== The input ==

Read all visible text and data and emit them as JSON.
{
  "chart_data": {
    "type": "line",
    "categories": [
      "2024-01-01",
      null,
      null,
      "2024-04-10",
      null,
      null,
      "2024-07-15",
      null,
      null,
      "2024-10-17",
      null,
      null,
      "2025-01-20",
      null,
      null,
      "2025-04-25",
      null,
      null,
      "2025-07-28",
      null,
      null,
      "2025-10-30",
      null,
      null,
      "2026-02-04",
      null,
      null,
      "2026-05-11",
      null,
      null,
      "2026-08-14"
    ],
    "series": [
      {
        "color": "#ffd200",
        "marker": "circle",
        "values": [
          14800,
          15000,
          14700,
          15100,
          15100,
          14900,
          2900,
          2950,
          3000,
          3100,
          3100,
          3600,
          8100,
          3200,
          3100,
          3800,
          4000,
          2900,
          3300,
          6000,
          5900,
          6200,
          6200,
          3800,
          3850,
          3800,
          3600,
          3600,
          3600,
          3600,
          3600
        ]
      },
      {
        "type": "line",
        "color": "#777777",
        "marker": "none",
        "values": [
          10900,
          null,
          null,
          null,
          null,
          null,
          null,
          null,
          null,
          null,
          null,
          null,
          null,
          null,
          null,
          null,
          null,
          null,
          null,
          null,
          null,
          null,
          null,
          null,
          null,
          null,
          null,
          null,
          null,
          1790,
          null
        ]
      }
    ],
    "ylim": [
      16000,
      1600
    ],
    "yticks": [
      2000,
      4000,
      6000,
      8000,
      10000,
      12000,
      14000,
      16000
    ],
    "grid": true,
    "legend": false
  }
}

===

▸ Your instructions
Set down the material above again, word for word.

▸ Exercise answer
Read all visible text and data and emit them as JSON.
{
  "chart_data": {
    "type": "line",
    "categories": [
      "2024-01-01",
      null,
      null,
      "2024-04-10",
      null,
      null,
      "2024-07-15",
      null,
      null,
      "2024-10-17",
      null,
      null,
      "2025-01-20",
      null,
      null,
      "2025-04-25",
      null,
      null,
      "2025-07-28",
      null,
      null,
      "2025-10-30",
      null,
      null,
      "2026-02-04",
      null,
      null,
      "2026-05-11",
      null,
      null,
      "2026-08-14"
    ],
    "series": [
      {
        "color": "#ffd200",
        "marker": "circle",
        "values": [
          14800,
          15000,
          14700,
          15100,
          15100,
          14900,
          2900,
          2950,
          3000,
          3100,
          3100,
          3600,
          8100,
          3200,
          3100,
          3800,
          4000,
          2900,
          3300,
          6000,
          5900,
          6200,
          6200,
          3800,
          3850,
          3800,
          3600,
          3600,
          3600,
          3600,
          3600
        ]
      },
      {
        "type": "line",
        "color": "#777777",
        "marker": "none",
        "values": [
          10900,
          null,
          null,
          null,
          null,
          null,
          null,
          null,
          null,
          null,
          null,
          null,
          null,
          null,
          null,
          null,
          null,
          null,
          null,
          null,
          null,
          null,
          null,
          null,
          null,
          null,
          null,
          null,
          null,
          1790,
          null
        ]
      }
    ],
    "ylim": [
      16000,
      1600
    ],
    "yticks": [
      2000,
      4000,
      6000,
      8000,
      10000,
      12000,
      14000,
      16000
    ],
    "grid": true,
    "legend": false
  }
}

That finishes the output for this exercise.